The task: Show every line containing "charakteryzujący" by copying it.

Exercise material:
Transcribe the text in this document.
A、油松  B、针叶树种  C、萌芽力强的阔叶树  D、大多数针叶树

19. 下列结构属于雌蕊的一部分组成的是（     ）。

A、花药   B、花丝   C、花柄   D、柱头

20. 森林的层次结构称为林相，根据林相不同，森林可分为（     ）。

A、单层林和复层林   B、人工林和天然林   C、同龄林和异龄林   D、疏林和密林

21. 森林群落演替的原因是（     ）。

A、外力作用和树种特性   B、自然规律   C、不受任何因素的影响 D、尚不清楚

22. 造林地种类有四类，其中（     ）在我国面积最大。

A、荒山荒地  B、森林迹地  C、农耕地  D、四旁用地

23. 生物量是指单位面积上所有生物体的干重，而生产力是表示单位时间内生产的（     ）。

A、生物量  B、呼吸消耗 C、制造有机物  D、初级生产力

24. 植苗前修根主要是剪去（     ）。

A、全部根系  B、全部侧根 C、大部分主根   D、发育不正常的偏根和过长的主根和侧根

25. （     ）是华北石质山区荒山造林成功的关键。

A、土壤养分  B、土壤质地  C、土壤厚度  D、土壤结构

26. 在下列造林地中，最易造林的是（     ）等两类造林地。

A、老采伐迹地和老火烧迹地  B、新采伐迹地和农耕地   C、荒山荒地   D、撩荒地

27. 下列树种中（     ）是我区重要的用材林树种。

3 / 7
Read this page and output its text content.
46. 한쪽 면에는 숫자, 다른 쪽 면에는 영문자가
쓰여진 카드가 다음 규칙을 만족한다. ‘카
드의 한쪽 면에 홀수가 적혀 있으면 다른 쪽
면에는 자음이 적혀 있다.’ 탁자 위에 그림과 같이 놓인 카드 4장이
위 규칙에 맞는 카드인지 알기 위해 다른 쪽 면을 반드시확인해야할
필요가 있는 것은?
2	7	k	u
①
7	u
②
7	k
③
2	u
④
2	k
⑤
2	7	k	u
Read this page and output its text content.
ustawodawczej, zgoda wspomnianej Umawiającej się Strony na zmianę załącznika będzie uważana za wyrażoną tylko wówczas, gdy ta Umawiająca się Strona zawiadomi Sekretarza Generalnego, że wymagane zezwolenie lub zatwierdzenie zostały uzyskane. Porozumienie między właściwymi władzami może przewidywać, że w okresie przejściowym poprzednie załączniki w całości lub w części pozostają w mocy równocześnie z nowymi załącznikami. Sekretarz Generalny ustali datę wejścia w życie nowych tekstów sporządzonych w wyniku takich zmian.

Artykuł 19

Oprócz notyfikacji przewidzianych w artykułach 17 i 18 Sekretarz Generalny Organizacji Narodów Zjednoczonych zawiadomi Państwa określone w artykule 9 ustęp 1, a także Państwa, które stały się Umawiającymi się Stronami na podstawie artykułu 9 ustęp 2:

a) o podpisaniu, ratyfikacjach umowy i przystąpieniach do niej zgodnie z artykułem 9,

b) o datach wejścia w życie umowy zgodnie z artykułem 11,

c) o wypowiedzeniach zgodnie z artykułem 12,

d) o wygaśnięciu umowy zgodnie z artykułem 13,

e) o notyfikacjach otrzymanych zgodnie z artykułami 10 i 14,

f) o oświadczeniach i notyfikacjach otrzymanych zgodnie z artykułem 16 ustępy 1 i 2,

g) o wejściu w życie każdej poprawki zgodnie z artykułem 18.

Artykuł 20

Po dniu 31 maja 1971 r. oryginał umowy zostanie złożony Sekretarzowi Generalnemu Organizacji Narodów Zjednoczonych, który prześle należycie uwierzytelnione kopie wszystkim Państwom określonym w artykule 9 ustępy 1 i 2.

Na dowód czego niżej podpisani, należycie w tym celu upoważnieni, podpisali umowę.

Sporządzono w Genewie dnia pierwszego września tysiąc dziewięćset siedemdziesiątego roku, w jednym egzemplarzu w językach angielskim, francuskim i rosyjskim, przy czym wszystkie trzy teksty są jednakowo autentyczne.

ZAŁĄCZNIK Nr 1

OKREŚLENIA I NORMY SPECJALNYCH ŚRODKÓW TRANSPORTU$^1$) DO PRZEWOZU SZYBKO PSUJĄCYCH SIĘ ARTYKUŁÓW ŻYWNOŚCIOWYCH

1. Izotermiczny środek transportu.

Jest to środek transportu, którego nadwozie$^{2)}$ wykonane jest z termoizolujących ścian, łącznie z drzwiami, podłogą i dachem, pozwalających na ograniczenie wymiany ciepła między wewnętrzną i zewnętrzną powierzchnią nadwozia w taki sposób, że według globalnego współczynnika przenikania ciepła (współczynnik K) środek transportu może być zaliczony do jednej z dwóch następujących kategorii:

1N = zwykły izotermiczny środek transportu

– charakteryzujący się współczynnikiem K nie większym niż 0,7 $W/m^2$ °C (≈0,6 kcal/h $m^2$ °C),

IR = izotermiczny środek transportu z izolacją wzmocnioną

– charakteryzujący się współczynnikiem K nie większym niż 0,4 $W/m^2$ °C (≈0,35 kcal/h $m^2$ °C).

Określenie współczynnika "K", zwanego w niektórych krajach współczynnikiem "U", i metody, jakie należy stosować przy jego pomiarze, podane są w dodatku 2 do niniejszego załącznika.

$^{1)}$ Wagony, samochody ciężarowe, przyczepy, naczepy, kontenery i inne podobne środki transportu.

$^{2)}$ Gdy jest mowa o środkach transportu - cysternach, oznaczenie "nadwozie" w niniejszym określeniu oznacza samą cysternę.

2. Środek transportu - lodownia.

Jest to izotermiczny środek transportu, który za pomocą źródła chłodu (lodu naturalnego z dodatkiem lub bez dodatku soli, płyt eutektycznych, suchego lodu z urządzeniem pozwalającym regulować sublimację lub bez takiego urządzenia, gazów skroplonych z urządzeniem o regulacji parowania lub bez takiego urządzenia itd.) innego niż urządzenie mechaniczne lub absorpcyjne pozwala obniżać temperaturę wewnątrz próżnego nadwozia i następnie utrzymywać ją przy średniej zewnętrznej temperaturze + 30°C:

The reply:
– charakteryzujący się współczynnikiem K nie większym niż 0,7 $W/m^2$ °C (≈0,6 kcal/h $m^2$ °C),
– charakteryzujący się współczynnikiem K nie większym niż 0,4 $W/m^2$ °C (≈0,35 kcal/h $m^2$ °C).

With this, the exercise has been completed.